(Dataset records)
──────────────────────────────

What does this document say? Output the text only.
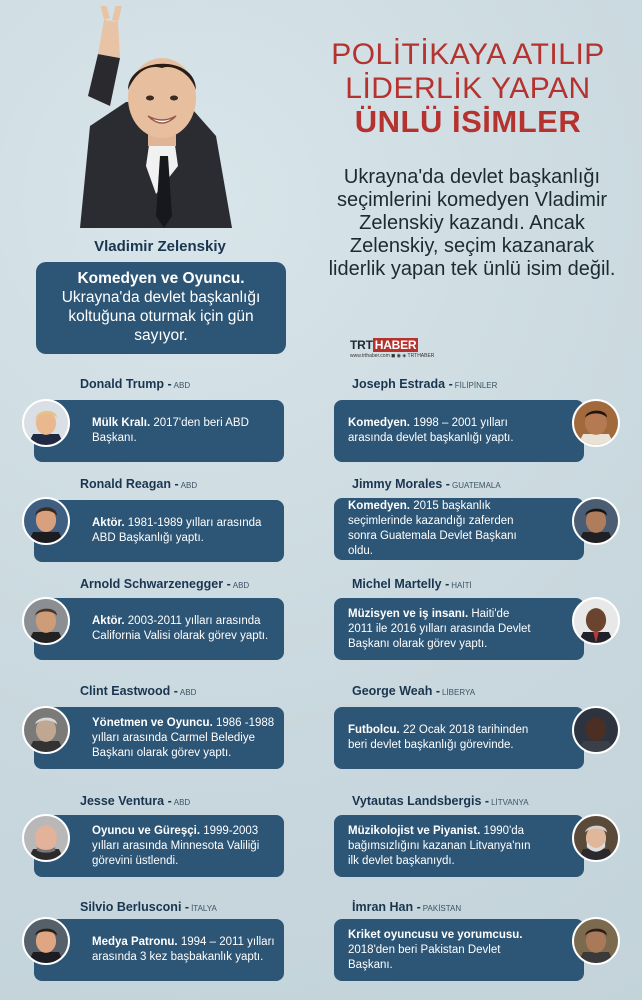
POLİTİKAYA ATILIP
LİDERLİK YAPAN
ÜNLÜ İSİMLER
Ukrayna'da devlet başkanlığı seçimlerini komedyen Vladimir Zelenskiy kazandı. Ancak Zelenskiy, seçim kazanarak liderlik yapan tek ünlü isim değil.
Vladimir Zelenskiy
Komedyen ve Oyuncu.
Ukrayna'da devlet başkanlığı koltuğuna oturmak için gün sayıyor.
TRT HABER
www.trthaber.com ◼ ◉ ◈ TRTHABER
Donald Trump - ABD
Mülk Kralı. 2017'den beri ABD Başkanı.
Ronald Reagan - ABD
Aktör. 1981-1989 yılları arasında ABD Başkanlığı yaptı.
Arnold Schwarzenegger - ABD
Aktör. 2003-2011 yılları arasında California Valisi olarak görev yaptı.
Clint Eastwood - ABD
Yönetmen ve Oyuncu. 1986 -1988 yılları arasında Carmel Belediye Başkanı olarak görev yaptı.
Jesse Ventura - ABD
Oyuncu ve Güreşçi. 1999-2003 yılları arasında Minnesota Valiliği görevini üstlendi.
Silvio Berlusconi - İTALYA
Medya Patronu. 1994 – 2011 yılları arasında 3 kez başbakanlık yaptı.
Joseph Estrada - FİLİPİNLER
Komedyen. 1998 – 2001 yılları arasında devlet başkanlığı yaptı.
Jimmy Morales - GUATEMALA
Komedyen. 2015 başkanlık seçimlerinde kazandığı zaferden sonra Guatemala Devlet Başkanı oldu.
Michel Martelly - HAİTİ
Müzisyen ve iş insanı. Haiti'de 2011 ile 2016 yılları arasında Devlet Başkanı olarak görev yaptı.
George Weah - LİBERYA
Futbolcu. 22 Ocak 2018 tarihinden beri devlet başkanlığı görevinde.
Vytautas Landsbergis - LİTVANYA
Müzikolojist ve Piyanist. 1990'da bağımsızlığını kazanan Litvanya'nın ilk devlet başkanıydı.
İmran Han - PAKİSTAN
Kriket oyuncusu ve yorumcusu. 2018'den beri Pakistan Devlet Başkanı.
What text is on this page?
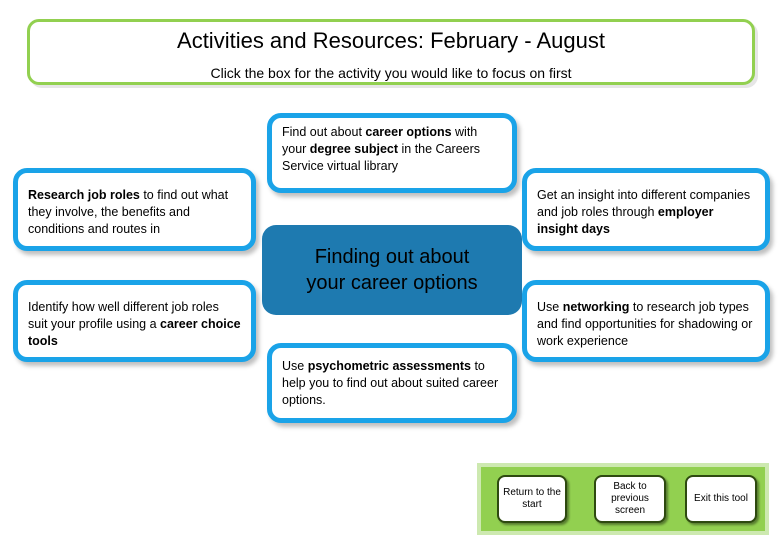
Activities and Resources: February - August
Click the box for the activity you would like to focus on first
Find out about career options with your degree subject in the Careers Service virtual library
Research job roles to find out what they involve, the benefits and conditions and routes in
Get an insight into different companies and job roles through employer insight days
Finding out about
your career options
Identify how well different job roles suit your profile using a career choice tools
Use networking to research job types and find opportunities for shadowing or work experience
Use psychometric assessments to help you to find out about suited career options.
Return to the start
Back to previous screen
Exit this tool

──────────────────────────────

| WRITTEN REQUEST |
From the material above, copy each line that includes the word "Aktör".

| RESULT OF THE TASK |
Aktör. 1981-1989 yılları arasında ABD Başkanlığı yaptı.
Aktör. 2003-2011 yılları arasında California Valisi olarak görev yaptı.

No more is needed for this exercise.